» Exercise brief: Go through the entries below and retype them exactly, omitting each picture.

Stored entries
>> Begin

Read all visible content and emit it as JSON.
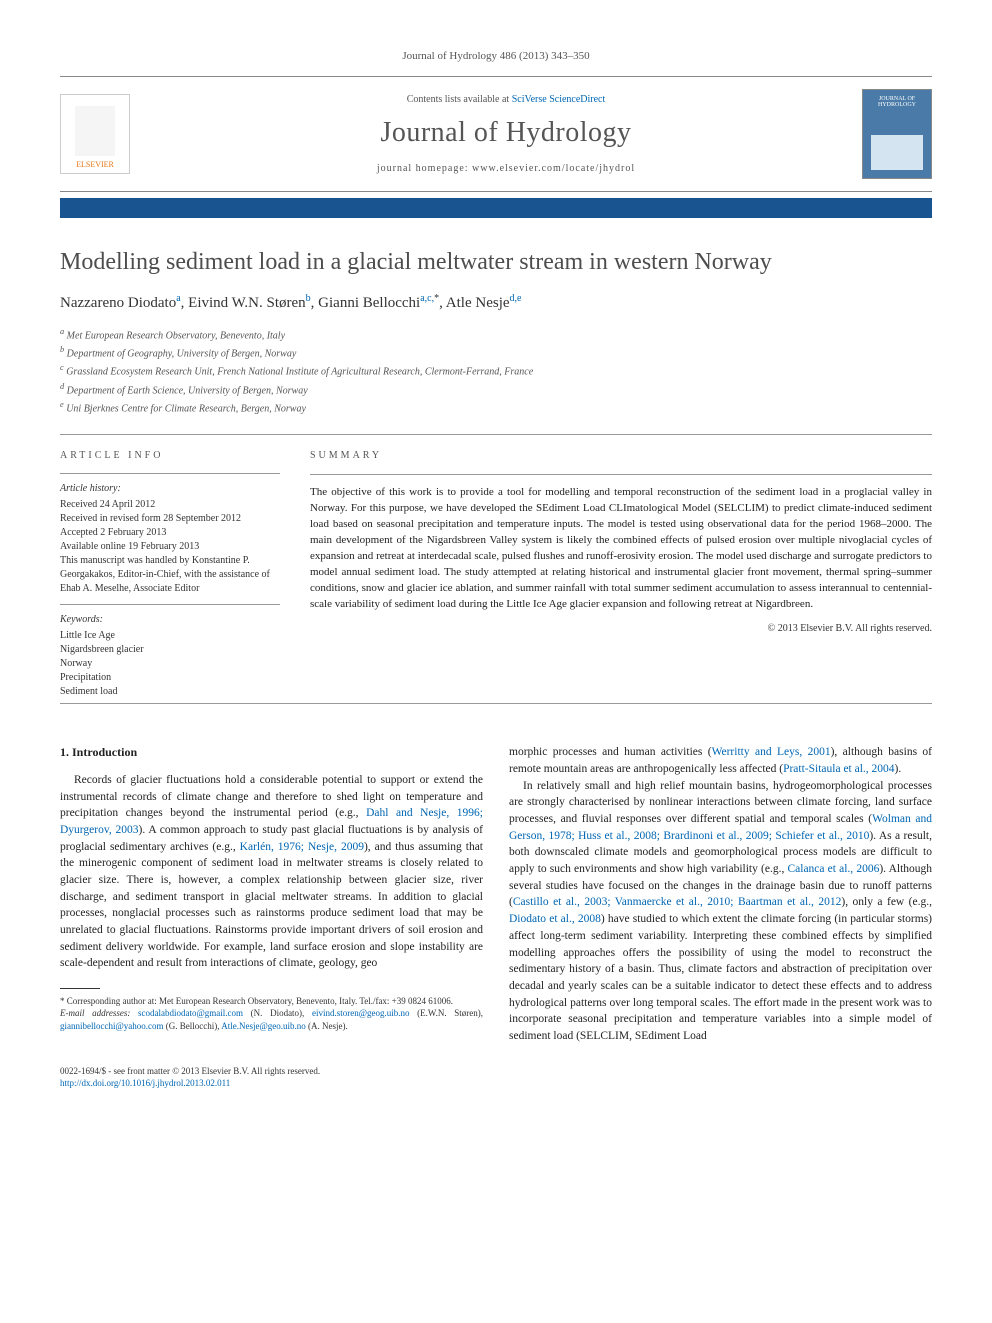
{
  "journal_ref": "Journal of Hydrology 486 (2013) 343–350",
  "header": {
    "elsevier_label": "ELSEVIER",
    "contents_prefix": "Contents lists available at ",
    "contents_link": "SciVerse ScienceDirect",
    "journal_title": "Journal of Hydrology",
    "homepage_prefix": "journal homepage: ",
    "homepage_url": "www.elsevier.com/locate/jhydrol",
    "cover_title": "JOURNAL OF HYDROLOGY"
  },
  "title": "Modelling sediment load in a glacial meltwater stream in western Norway",
  "authors_html": "Nazzareno Diodato<sup>a</sup>, Eivind W.N. Støren<sup>b</sup>, Gianni Bellocchi<sup>a,c,</sup><sup class='star'>*</sup>, Atle Nesje<sup>d,e</sup>",
  "affiliations": [
    "a Met European Research Observatory, Benevento, Italy",
    "b Department of Geography, University of Bergen, Norway",
    "c Grassland Ecosystem Research Unit, French National Institute of Agricultural Research, Clermont-Ferrand, France",
    "d Department of Earth Science, University of Bergen, Norway",
    "e Uni Bjerknes Centre for Climate Research, Bergen, Norway"
  ],
  "article_info": {
    "label": "ARTICLE INFO",
    "history_label": "Article history:",
    "history": [
      "Received 24 April 2012",
      "Received in revised form 28 September 2012",
      "Accepted 2 February 2013",
      "Available online 19 February 2013",
      "This manuscript was handled by Konstantine P. Georgakakos, Editor-in-Chief, with the assistance of Ehab A. Meselhe, Associate Editor"
    ],
    "keywords_label": "Keywords:",
    "keywords": [
      "Little Ice Age",
      "Nigardsbreen glacier",
      "Norway",
      "Precipitation",
      "Sediment load"
    ]
  },
  "summary": {
    "label": "SUMMARY",
    "text": "The objective of this work is to provide a tool for modelling and temporal reconstruction of the sediment load in a proglacial valley in Norway. For this purpose, we have developed the SEdiment Load CLImatological Model (SELCLIM) to predict climate-induced sediment load based on seasonal precipitation and temperature inputs. The model is tested using observational data for the period 1968–2000. The main development of the Nigardsbreen Valley system is likely the combined effects of pulsed erosion over multiple nivoglacial cycles of expansion and retreat at interdecadal scale, pulsed flushes and runoff-erosivity erosion. The model used discharge and surrogate predictors to model annual sediment load. The study attempted at relating historical and instrumental glacier front movement, thermal spring–summer conditions, snow and glacier ice ablation, and summer rainfall with total summer sediment accumulation to assess interannual to centennial-scale variability of sediment load during the Little Ice Age glacier expansion and following retreat at Nigardbreen.",
    "copyright": "© 2013 Elsevier B.V. All rights reserved."
  },
  "body": {
    "section_num": "1.",
    "section_title": "Introduction",
    "col1_p1_a": "Records of glacier fluctuations hold a considerable potential to support or extend the instrumental records of climate change and therefore to shed light on temperature and precipitation changes beyond the instrumental period (e.g., ",
    "col1_cite1": "Dahl and Nesje, 1996; Dyurgerov, 2003",
    "col1_p1_b": "). A common approach to study past glacial fluctuations is by analysis of proglacial sedimentary archives (e.g., ",
    "col1_cite2": "Karlén, 1976; Nesje, 2009",
    "col1_p1_c": "), and thus assuming that the minerogenic component of sediment load in meltwater streams is closely related to glacier size. There is, however, a complex relationship between glacier size, river discharge, and sediment transport in glacial meltwater streams. In addition to glacial processes, nonglacial processes such as rainstorms produce sediment load that may be unrelated to glacial fluctuations. Rainstorms provide important drivers of soil erosion and sediment delivery worldwide. For example, land surface erosion and slope instability are scale-dependent and result from interactions of climate, geology, geo",
    "col2_p1_a": "morphic processes and human activities (",
    "col2_cite1": "Werritty and Leys, 2001",
    "col2_p1_b": "), although basins of remote mountain areas are anthropogenically less affected (",
    "col2_cite2": "Pratt-Sitaula et al., 2004",
    "col2_p1_c": ").",
    "col2_p2_a": "In relatively small and high relief mountain basins, hydrogeomorphological processes are strongly characterised by nonlinear interactions between climate forcing, land surface processes, and fluvial responses over different spatial and temporal scales (",
    "col2_cite3": "Wolman and Gerson, 1978; Huss et al., 2008; Brardinoni et al., 2009; Schiefer et al., 2010",
    "col2_p2_b": "). As a result, both downscaled climate models and geomorphological process models are difficult to apply to such environments and show high variability (e.g., ",
    "col2_cite4": "Calanca et al., 2006",
    "col2_p2_c": "). Although several studies have focused on the changes in the drainage basin due to runoff patterns (",
    "col2_cite5": "Castillo et al., 2003; Vanmaercke et al., 2010; Baartman et al., 2012",
    "col2_p2_d": "), only a few (e.g., ",
    "col2_cite6": "Diodato et al., 2008",
    "col2_p2_e": ") have studied to which extent the climate forcing (in particular storms) affect long-term sediment variability. Interpreting these combined effects by simplified modelling approaches offers the possibility of using the model to reconstruct the sedimentary history of a basin. Thus, climate factors and abstraction of precipitation over decadal and yearly scales can be a suitable indicator to detect these effects and to address hydrological patterns over long temporal scales. The effort made in the present work was to incorporate seasonal precipitation and temperature variables into a simple model of sediment load (SELCLIM, SEdiment Load"
  },
  "footnotes": {
    "corresponding": "* Corresponding author at: Met European Research Observatory, Benevento, Italy. Tel./fax: +39 0824 61006.",
    "email_label": "E-mail addresses: ",
    "emails": [
      {
        "addr": "scodalabdiodato@gmail.com",
        "name": "(N. Diodato)"
      },
      {
        "addr": "eivind.storen@geog.uib.no",
        "name": "(E.W.N. Støren)"
      },
      {
        "addr": "giannibellocchi@yahoo.com",
        "name": "(G. Bellocchi)"
      },
      {
        "addr": "Atle.Nesje@geo.uib.no",
        "name": "(A. Nesje)"
      }
    ]
  },
  "footer": {
    "line1": "0022-1694/$ - see front matter © 2013 Elsevier B.V. All rights reserved.",
    "doi": "http://dx.doi.org/10.1016/j.jhydrol.2013.02.011"
  },
  "colors": {
    "link": "#0066b3",
    "bluebar": "#1a5490",
    "title_gray": "#4d4d4d",
    "elsevier_orange": "#e67817"
  }
}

>> End

» Result for this exercise:
Read all visible content and emit it as JSON.
{
  "journal_ref": "Journal of Hydrology 486 (2013) 343–350",
  "header": {
    "elsevier_label": "ELSEVIER",
    "contents_prefix": "Contents lists available at ",
    "contents_link": "SciVerse ScienceDirect",
    "journal_title": "Journal of Hydrology",
    "homepage_prefix": "journal homepage: ",
    "homepage_url": "www.elsevier.com/locate/jhydrol",
    "cover_title": "JOURNAL OF HYDROLOGY"
  },
  "title": "Modelling sediment load in a glacial meltwater stream in western Norway",
  "authors_html": "Nazzareno Diodato<sup>a</sup>, Eivind W.N. Støren<sup>b</sup>, Gianni Bellocchi<sup>a,c,</sup><sup class='star'>*</sup>, Atle Nesje<sup>d,e</sup>",
  "affiliations": [
    "a Met European Research Observatory, Benevento, Italy",
    "b Department of Geography, University of Bergen, Norway",
    "c Grassland Ecosystem Research Unit, French National Institute of Agricultural Research, Clermont-Ferrand, France",
    "d Department of Earth Science, University of Bergen, Norway",
    "e Uni Bjerknes Centre for Climate Research, Bergen, Norway"
  ],
  "article_info": {
    "label": "ARTICLE INFO",
    "history_label": "Article history:",
    "history": [
      "Received 24 April 2012",
      "Received in revised form 28 September 2012",
      "Accepted 2 February 2013",
      "Available online 19 February 2013",
      "This manuscript was handled by Konstantine P. Georgakakos, Editor-in-Chief, with the assistance of Ehab A. Meselhe, Associate Editor"
    ],
    "keywords_label": "Keywords:",
    "keywords": [
      "Little Ice Age",
      "Nigardsbreen glacier",
      "Norway",
      "Precipitation",
      "Sediment load"
    ]
  },
  "summary": {
    "label": "SUMMARY",
    "text": "The objective of this work is to provide a tool for modelling and temporal reconstruction of the sediment load in a proglacial valley in Norway. For this purpose, we have developed the SEdiment Load CLImatological Model (SELCLIM) to predict climate-induced sediment load based on seasonal precipitation and temperature inputs. The model is tested using observational data for the period 1968–2000. The main development of the Nigardsbreen Valley system is likely the combined effects of pulsed erosion over multiple nivoglacial cycles of expansion and retreat at interdecadal scale, pulsed flushes and runoff-erosivity erosion. The model used discharge and surrogate predictors to model annual sediment load. The study attempted at relating historical and instrumental glacier front movement, thermal spring–summer conditions, snow and glacier ice ablation, and summer rainfall with total summer sediment accumulation to assess interannual to centennial-scale variability of sediment load during the Little Ice Age glacier expansion and following retreat at Nigardbreen.",
    "copyright": "© 2013 Elsevier B.V. All rights reserved."
  },
  "body": {
    "section_num": "1.",
    "section_title": "Introduction",
    "col1_p1_a": "Records of glacier fluctuations hold a considerable potential to support or extend the instrumental records of climate change and therefore to shed light on temperature and precipitation changes beyond the instrumental period (e.g., ",
    "col1_cite1": "Dahl and Nesje, 1996; Dyurgerov, 2003",
    "col1_p1_b": "). A common approach to study past glacial fluctuations is by analysis of proglacial sedimentary archives (e.g., ",
    "col1_cite2": "Karlén, 1976; Nesje, 2009",
    "col1_p1_c": "), and thus assuming that the minerogenic component of sediment load in meltwater streams is closely related to glacier size. There is, however, a complex relationship between glacier size, river discharge, and sediment transport in glacial meltwater streams. In addition to glacial processes, nonglacial processes such as rainstorms produce sediment load that may be unrelated to glacial fluctuations. Rainstorms provide important drivers of soil erosion and sediment delivery worldwide. For example, land surface erosion and slope instability are scale-dependent and result from interactions of climate, geology, geo",
    "col2_p1_a": "morphic processes and human activities (",
    "col2_cite1": "Werritty and Leys, 2001",
    "col2_p1_b": "), although basins of remote mountain areas are anthropogenically less affected (",
    "col2_cite2": "Pratt-Sitaula et al., 2004",
    "col2_p1_c": ").",
    "col2_p2_a": "In relatively small and high relief mountain basins, hydrogeomorphological processes are strongly characterised by nonlinear interactions between climate forcing, land surface processes, and fluvial responses over different spatial and temporal scales (",
    "col2_cite3": "Wolman and Gerson, 1978; Huss et al., 2008; Brardinoni et al., 2009; Schiefer et al., 2010",
    "col2_p2_b": "). As a result, both downscaled climate models and geomorphological process models are difficult to apply to such environments and show high variability (e.g., ",
    "col2_cite4": "Calanca et al., 2006",
    "col2_p2_c": "). Although several studies have focused on the changes in the drainage basin due to runoff patterns (",
    "col2_cite5": "Castillo et al., 2003; Vanmaercke et al., 2010; Baartman et al., 2012",
    "col2_p2_d": "), only a few (e.g., ",
    "col2_cite6": "Diodato et al., 2008",
    "col2_p2_e": ") have studied to which extent the climate forcing (in particular storms) affect long-term sediment variability. Interpreting these combined effects by simplified modelling approaches offers the possibility of using the model to reconstruct the sedimentary history of a basin. Thus, climate factors and abstraction of precipitation over decadal and yearly scales can be a suitable indicator to detect these effects and to address hydrological patterns over long temporal scales. The effort made in the present work was to incorporate seasonal precipitation and temperature variables into a simple model of sediment load (SELCLIM, SEdiment Load"
  },
  "footnotes": {
    "corresponding": "* Corresponding author at: Met European Research Observatory, Benevento, Italy. Tel./fax: +39 0824 61006.",
    "email_label": "E-mail addresses: ",
    "emails": [
      {
        "addr": "scodalabdiodato@gmail.com",
        "name": "(N. Diodato)"
      },
      {
        "addr": "eivind.storen@geog.uib.no",
        "name": "(E.W.N. Støren)"
      },
      {
        "addr": "giannibellocchi@yahoo.com",
        "name": "(G. Bellocchi)"
      },
      {
        "addr": "Atle.Nesje@geo.uib.no",
        "name": "(A. Nesje)"
      }
    ]
  },
  "footer": {
    "line1": "0022-1694/$ - see front matter © 2013 Elsevier B.V. All rights reserved.",
    "doi": "http://dx.doi.org/10.1016/j.jhydrol.2013.02.011"
  },
  "colors": {
    "link": "#0066b3",
    "bluebar": "#1a5490",
    "title_gray": "#4d4d4d",
    "elsevier_orange": "#e67817"
  }
}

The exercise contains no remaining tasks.